Write out all of the entries that follow, word for word, but skip the pictures.

• [Data excerpts]:

_____

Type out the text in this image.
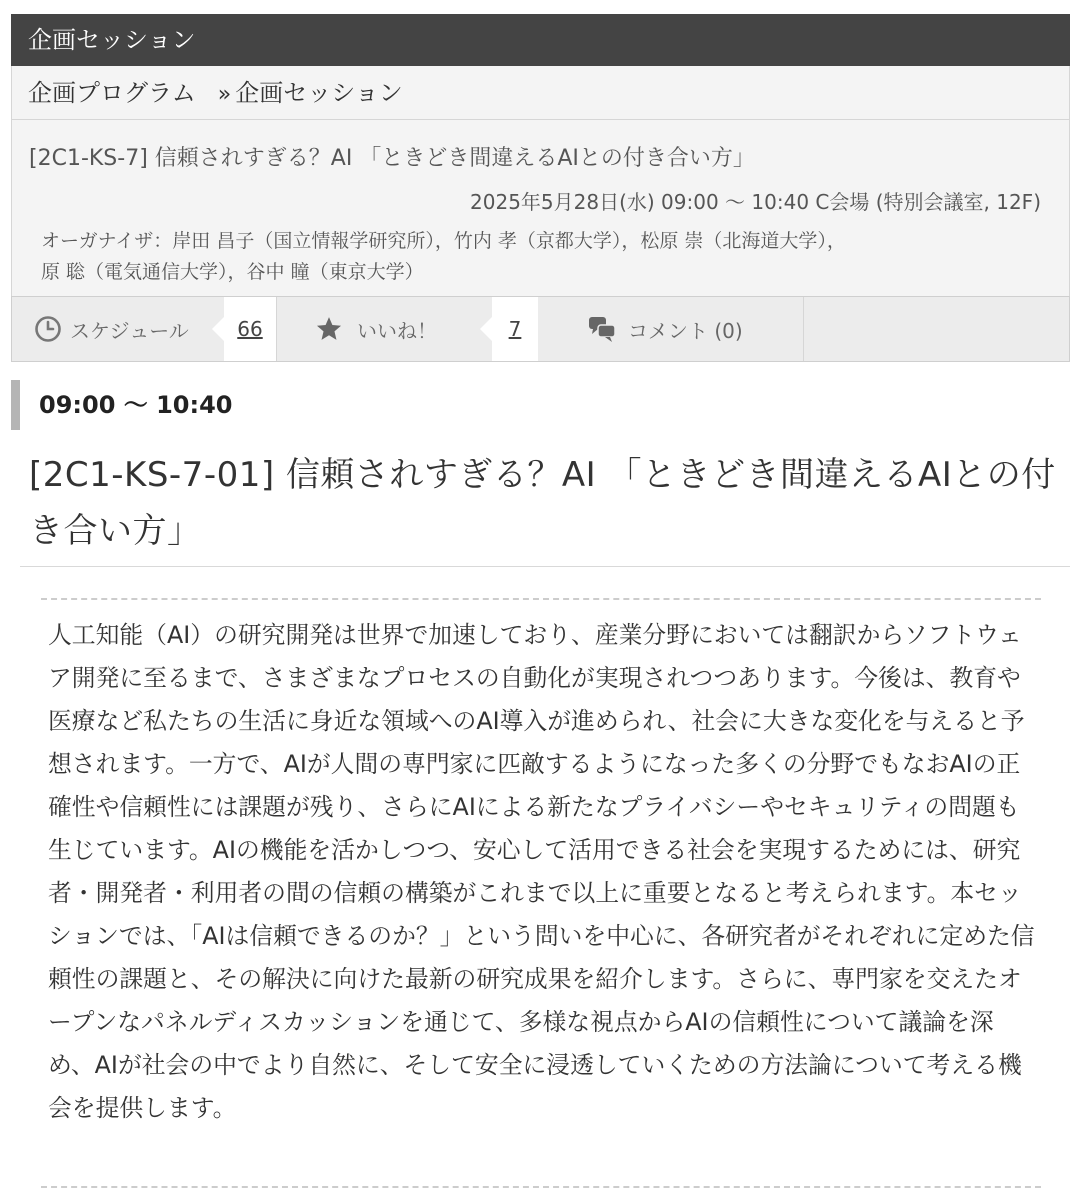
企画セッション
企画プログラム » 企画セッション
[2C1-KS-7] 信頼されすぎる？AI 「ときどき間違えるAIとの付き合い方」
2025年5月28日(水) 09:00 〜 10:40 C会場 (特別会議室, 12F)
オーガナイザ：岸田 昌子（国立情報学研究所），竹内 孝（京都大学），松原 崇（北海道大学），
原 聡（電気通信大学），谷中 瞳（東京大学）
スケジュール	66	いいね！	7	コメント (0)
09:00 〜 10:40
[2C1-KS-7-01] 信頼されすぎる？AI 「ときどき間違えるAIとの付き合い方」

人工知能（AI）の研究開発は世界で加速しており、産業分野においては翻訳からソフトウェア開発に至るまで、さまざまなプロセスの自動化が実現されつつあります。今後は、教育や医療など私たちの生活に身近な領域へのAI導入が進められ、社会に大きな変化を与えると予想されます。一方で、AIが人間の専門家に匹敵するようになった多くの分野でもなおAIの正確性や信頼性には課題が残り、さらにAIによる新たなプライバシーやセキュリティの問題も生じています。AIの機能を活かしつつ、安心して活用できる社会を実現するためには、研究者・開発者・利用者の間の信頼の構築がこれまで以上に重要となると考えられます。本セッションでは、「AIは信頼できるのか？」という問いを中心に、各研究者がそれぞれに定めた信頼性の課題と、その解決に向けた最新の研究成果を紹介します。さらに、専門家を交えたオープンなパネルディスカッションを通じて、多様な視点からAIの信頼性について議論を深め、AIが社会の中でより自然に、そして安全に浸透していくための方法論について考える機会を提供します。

_____

• [Exercise output]:
Type out the text in this image.
企画セッション
企画プログラム » 企画セッション
[2C1-KS-7] 信頼されすぎる？AI 「ときどき間違えるAIとの付き合い方」
2025年5月28日(水) 09:00 〜 10:40 C会場 (特別会議室, 12F)
オーガナイザ：岸田 昌子（国立情報学研究所），竹内 孝（京都大学），松原 崇（北海道大学），
原 聡（電気通信大学），谷中 瞳（東京大学）
スケジュール	66	いいね！	7	コメント (0)
09:00 〜 10:40
[2C1-KS-7-01] 信頼されすぎる？AI 「ときどき間違えるAIとの付き合い方」

人工知能（AI）の研究開発は世界で加速しており、産業分野においては翻訳からソフトウェア開発に至るまで、さまざまなプロセスの自動化が実現されつつあります。今後は、教育や医療など私たちの生活に身近な領域へのAI導入が進められ、社会に大きな変化を与えると予想されます。一方で、AIが人間の専門家に匹敵するようになった多くの分野でもなおAIの正確性や信頼性には課題が残り、さらにAIによる新たなプライバシーやセキュリティの問題も生じています。AIの機能を活かしつつ、安心して活用できる社会を実現するためには、研究者・開発者・利用者の間の信頼の構築がこれまで以上に重要となると考えられます。本セッションでは、「AIは信頼できるのか？」という問いを中心に、各研究者がそれぞれに定めた信頼性の課題と、その解決に向けた最新の研究成果を紹介します。さらに、専門家を交えたオープンなパネルディスカッションを通じて、多様な視点からAIの信頼性について議論を深め、AIが社会の中でより自然に、そして安全に浸透していくための方法論について考える機会を提供します。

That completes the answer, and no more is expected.